■ Your objective: Reproduce the material in full, exactly as written.

■ Material for this task:

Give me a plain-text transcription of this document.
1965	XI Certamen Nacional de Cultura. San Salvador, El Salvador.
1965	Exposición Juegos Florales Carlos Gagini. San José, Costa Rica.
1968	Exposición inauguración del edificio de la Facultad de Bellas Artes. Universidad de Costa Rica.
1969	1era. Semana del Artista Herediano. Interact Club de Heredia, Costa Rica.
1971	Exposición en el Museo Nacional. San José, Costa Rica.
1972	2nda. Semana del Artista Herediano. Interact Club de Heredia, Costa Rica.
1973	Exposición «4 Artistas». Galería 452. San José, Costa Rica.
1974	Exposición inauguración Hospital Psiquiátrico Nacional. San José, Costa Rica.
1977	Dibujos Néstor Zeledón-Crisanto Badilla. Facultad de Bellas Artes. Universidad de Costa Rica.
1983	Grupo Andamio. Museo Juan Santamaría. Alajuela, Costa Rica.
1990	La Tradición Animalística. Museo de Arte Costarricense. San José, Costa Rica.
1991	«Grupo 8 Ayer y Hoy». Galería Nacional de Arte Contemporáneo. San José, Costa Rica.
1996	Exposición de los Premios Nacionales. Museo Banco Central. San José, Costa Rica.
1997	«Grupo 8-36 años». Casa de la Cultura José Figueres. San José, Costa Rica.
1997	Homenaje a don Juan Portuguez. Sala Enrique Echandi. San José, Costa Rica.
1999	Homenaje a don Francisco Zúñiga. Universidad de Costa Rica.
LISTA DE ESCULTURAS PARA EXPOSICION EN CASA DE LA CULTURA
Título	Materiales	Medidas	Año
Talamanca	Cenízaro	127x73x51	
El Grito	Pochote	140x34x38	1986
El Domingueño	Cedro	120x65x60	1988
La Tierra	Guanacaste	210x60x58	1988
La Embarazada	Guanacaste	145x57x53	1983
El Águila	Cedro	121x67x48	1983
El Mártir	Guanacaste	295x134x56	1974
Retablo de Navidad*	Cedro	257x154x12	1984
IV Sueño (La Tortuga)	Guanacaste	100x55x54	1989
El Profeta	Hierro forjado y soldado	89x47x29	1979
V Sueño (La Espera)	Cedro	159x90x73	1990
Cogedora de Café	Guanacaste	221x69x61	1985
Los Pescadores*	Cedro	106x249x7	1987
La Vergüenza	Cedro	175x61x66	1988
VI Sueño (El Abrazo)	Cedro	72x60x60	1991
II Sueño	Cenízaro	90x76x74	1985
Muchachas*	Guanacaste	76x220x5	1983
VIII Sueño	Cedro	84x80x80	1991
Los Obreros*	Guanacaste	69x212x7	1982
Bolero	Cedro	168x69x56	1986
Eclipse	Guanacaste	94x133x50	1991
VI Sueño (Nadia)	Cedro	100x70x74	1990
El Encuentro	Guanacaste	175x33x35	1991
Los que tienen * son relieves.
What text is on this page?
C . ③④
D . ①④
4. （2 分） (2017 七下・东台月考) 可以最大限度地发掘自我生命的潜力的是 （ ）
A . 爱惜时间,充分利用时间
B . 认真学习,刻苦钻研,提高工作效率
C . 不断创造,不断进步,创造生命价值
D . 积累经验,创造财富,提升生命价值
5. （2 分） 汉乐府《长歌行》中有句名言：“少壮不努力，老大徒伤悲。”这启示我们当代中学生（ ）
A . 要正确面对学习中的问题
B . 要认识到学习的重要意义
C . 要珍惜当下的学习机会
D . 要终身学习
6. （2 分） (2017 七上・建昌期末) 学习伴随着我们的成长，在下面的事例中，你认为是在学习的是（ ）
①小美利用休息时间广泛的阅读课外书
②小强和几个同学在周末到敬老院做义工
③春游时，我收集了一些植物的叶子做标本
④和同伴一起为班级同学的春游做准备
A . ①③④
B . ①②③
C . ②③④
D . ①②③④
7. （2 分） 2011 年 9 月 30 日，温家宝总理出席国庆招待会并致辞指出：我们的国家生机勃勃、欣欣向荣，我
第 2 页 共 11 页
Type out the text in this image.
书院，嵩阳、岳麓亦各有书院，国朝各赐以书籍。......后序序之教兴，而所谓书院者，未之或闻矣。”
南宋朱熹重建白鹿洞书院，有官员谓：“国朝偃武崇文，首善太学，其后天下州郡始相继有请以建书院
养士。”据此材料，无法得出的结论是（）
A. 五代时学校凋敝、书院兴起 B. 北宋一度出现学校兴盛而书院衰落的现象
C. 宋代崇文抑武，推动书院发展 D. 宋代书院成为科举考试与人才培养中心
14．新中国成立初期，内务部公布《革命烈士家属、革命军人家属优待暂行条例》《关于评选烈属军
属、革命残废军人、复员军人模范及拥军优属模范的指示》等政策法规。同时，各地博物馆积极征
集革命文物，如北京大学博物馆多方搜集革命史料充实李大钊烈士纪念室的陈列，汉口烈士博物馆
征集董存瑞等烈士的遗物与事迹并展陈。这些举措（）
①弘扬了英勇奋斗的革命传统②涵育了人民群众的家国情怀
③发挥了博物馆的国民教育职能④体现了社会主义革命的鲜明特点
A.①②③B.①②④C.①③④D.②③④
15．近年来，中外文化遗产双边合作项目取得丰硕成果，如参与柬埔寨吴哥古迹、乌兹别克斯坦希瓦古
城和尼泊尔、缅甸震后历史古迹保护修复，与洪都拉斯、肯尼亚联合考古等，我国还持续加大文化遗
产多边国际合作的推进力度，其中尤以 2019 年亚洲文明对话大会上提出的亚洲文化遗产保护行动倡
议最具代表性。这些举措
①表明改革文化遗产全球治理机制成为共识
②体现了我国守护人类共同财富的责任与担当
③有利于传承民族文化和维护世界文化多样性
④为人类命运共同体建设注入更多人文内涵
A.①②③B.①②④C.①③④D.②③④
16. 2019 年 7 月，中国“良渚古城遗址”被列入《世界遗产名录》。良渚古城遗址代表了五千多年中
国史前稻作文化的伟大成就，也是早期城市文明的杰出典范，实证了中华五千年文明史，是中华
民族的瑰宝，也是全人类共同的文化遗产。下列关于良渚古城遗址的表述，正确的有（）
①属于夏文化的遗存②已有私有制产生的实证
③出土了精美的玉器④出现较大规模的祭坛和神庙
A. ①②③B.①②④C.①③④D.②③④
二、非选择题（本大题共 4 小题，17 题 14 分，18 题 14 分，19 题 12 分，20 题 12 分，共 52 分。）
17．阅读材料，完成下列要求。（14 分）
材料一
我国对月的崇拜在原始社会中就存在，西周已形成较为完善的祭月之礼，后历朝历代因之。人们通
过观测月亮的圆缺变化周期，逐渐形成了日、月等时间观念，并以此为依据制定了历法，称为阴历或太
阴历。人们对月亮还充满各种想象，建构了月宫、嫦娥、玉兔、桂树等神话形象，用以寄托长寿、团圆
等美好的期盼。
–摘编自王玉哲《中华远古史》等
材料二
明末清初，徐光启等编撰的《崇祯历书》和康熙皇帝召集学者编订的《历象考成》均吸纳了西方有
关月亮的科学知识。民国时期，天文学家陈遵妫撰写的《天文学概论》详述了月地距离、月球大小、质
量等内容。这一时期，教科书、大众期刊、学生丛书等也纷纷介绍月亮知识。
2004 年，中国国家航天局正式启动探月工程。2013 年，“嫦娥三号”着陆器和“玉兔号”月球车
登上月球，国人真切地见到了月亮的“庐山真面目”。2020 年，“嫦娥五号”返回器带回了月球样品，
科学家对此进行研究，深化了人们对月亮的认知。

■ Answer for this exercise:
Give me a plain-text transcription of this document.
1965	XI Certamen Nacional de Cultura. San Salvador, El Salvador.
1965	Exposición Juegos Florales Carlos Gagini. San José, Costa Rica.
1968	Exposición inauguración del edificio de la Facultad de Bellas Artes. Universidad de Costa Rica.
1969	1era. Semana del Artista Herediano. Interact Club de Heredia, Costa Rica.
1971	Exposición en el Museo Nacional. San José, Costa Rica.
1972	2nda. Semana del Artista Herediano. Interact Club de Heredia, Costa Rica.
1973	Exposición «4 Artistas». Galería 452. San José, Costa Rica.
1974	Exposición inauguración Hospital Psiquiátrico Nacional. San José, Costa Rica.
1977	Dibujos Néstor Zeledón-Crisanto Badilla. Facultad de Bellas Artes. Universidad de Costa Rica.
1983	Grupo Andamio. Museo Juan Santamaría. Alajuela, Costa Rica.
1990	La Tradición Animalística. Museo de Arte Costarricense. San José, Costa Rica.
1991	«Grupo 8 Ayer y Hoy». Galería Nacional de Arte Contemporáneo. San José, Costa Rica.
1996	Exposición de los Premios Nacionales. Museo Banco Central. San José, Costa Rica.
1997	«Grupo 8-36 años». Casa de la Cultura José Figueres. San José, Costa Rica.
1997	Homenaje a don Juan Portuguez. Sala Enrique Echandi. San José, Costa Rica.
1999	Homenaje a don Francisco Zúñiga. Universidad de Costa Rica.
LISTA DE ESCULTURAS PARA EXPOSICION EN CASA DE LA CULTURA
Título	Materiales	Medidas	Año
Talamanca	Cenízaro	127x73x51	
El Grito	Pochote	140x34x38	1986
El Domingueño	Cedro	120x65x60	1988
La Tierra	Guanacaste	210x60x58	1988
La Embarazada	Guanacaste	145x57x53	1983
El Águila	Cedro	121x67x48	1983
El Mártir	Guanacaste	295x134x56	1974
Retablo de Navidad*	Cedro	257x154x12	1984
IV Sueño (La Tortuga)	Guanacaste	100x55x54	1989
El Profeta	Hierro forjado y soldado	89x47x29	1979
V Sueño (La Espera)	Cedro	159x90x73	1990
Cogedora de Café	Guanacaste	221x69x61	1985
Los Pescadores*	Cedro	106x249x7	1987
La Vergüenza	Cedro	175x61x66	1988
VI Sueño (El Abrazo)	Cedro	72x60x60	1991
II Sueño	Cenízaro	90x76x74	1985
Muchachas*	Guanacaste	76x220x5	1983
VIII Sueño	Cedro	84x80x80	1991
Los Obreros*	Guanacaste	69x212x7	1982
Bolero	Cedro	168x69x56	1986
Eclipse	Guanacaste	94x133x50	1991
VI Sueño (Nadia)	Cedro	100x70x74	1990
El Encuentro	Guanacaste	175x33x35	1991
Los que tienen * son relieves.
What text is on this page?
C . ③④
D . ①④
4. （2 分） (2017 七下・东台月考) 可以最大限度地发掘自我生命的潜力的是 （ ）
A . 爱惜时间,充分利用时间
B . 认真学习,刻苦钻研,提高工作效率
C . 不断创造,不断进步,创造生命价值
D . 积累经验,创造财富,提升生命价值
5. （2 分） 汉乐府《长歌行》中有句名言：“少壮不努力，老大徒伤悲。”这启示我们当代中学生（ ）
A . 要正确面对学习中的问题
B . 要认识到学习的重要意义
C . 要珍惜当下的学习机会
D . 要终身学习
6. （2 分） (2017 七上・建昌期末) 学习伴随着我们的成长，在下面的事例中，你认为是在学习的是（ ）
①小美利用休息时间广泛的阅读课外书
②小强和几个同学在周末到敬老院做义工
③春游时，我收集了一些植物的叶子做标本
④和同伴一起为班级同学的春游做准备
A . ①③④
B . ①②③
C . ②③④
D . ①②③④
7. （2 分） 2011 年 9 月 30 日，温家宝总理出席国庆招待会并致辞指出：我们的国家生机勃勃、欣欣向荣，我
第 2 页 共 11 页
Type out the text in this image.
书院，嵩阳、岳麓亦各有书院，国朝各赐以书籍。......后序序之教兴，而所谓书院者，未之或闻矣。”
南宋朱熹重建白鹿洞书院，有官员谓：“国朝偃武崇文，首善太学，其后天下州郡始相继有请以建书院
养士。”据此材料，无法得出的结论是（）
A. 五代时学校凋敝、书院兴起 B. 北宋一度出现学校兴盛而书院衰落的现象
C. 宋代崇文抑武，推动书院发展 D. 宋代书院成为科举考试与人才培养中心
14．新中国成立初期，内务部公布《革命烈士家属、革命军人家属优待暂行条例》《关于评选烈属军
属、革命残废军人、复员军人模范及拥军优属模范的指示》等政策法规。同时，各地博物馆积极征
集革命文物，如北京大学博物馆多方搜集革命史料充实李大钊烈士纪念室的陈列，汉口烈士博物馆
征集董存瑞等烈士的遗物与事迹并展陈。这些举措（）
①弘扬了英勇奋斗的革命传统②涵育了人民群众的家国情怀
③发挥了博物馆的国民教育职能④体现了社会主义革命的鲜明特点
A.①②③B.①②④C.①③④D.②③④
15．近年来，中外文化遗产双边合作项目取得丰硕成果，如参与柬埔寨吴哥古迹、乌兹别克斯坦希瓦古
城和尼泊尔、缅甸震后历史古迹保护修复，与洪都拉斯、肯尼亚联合考古等，我国还持续加大文化遗
产多边国际合作的推进力度，其中尤以 2019 年亚洲文明对话大会上提出的亚洲文化遗产保护行动倡
议最具代表性。这些举措
①表明改革文化遗产全球治理机制成为共识
②体现了我国守护人类共同财富的责任与担当
③有利于传承民族文化和维护世界文化多样性
④为人类命运共同体建设注入更多人文内涵
A.①②③B.①②④C.①③④D.②③④
16. 2019 年 7 月，中国“良渚古城遗址”被列入《世界遗产名录》。良渚古城遗址代表了五千多年中
国史前稻作文化的伟大成就，也是早期城市文明的杰出典范，实证了中华五千年文明史，是中华
民族的瑰宝，也是全人类共同的文化遗产。下列关于良渚古城遗址的表述，正确的有（）
①属于夏文化的遗存②已有私有制产生的实证
③出土了精美的玉器④出现较大规模的祭坛和神庙
A. ①②③B.①②④C.①③④D.②③④
二、非选择题（本大题共 4 小题，17 题 14 分，18 题 14 分，19 题 12 分，20 题 12 分，共 52 分。）
17．阅读材料，完成下列要求。（14 分）
材料一
我国对月的崇拜在原始社会中就存在，西周已形成较为完善的祭月之礼，后历朝历代因之。人们通
过观测月亮的圆缺变化周期，逐渐形成了日、月等时间观念，并以此为依据制定了历法，称为阴历或太
阴历。人们对月亮还充满各种想象，建构了月宫、嫦娥、玉兔、桂树等神话形象，用以寄托长寿、团圆
等美好的期盼。
–摘编自王玉哲《中华远古史》等
材料二
明末清初，徐光启等编撰的《崇祯历书》和康熙皇帝召集学者编订的《历象考成》均吸纳了西方有
关月亮的科学知识。民国时期，天文学家陈遵妫撰写的《天文学概论》详述了月地距离、月球大小、质
量等内容。这一时期，教科书、大众期刊、学生丛书等也纷纷介绍月亮知识。
2004 年，中国国家航天局正式启动探月工程。2013 年，“嫦娥三号”着陆器和“玉兔号”月球车
登上月球，国人真切地见到了月亮的“庐山真面目”。2020 年，“嫦娥五号”返回器带回了月球样品，
科学家对此进行研究，深化了人们对月亮的认知。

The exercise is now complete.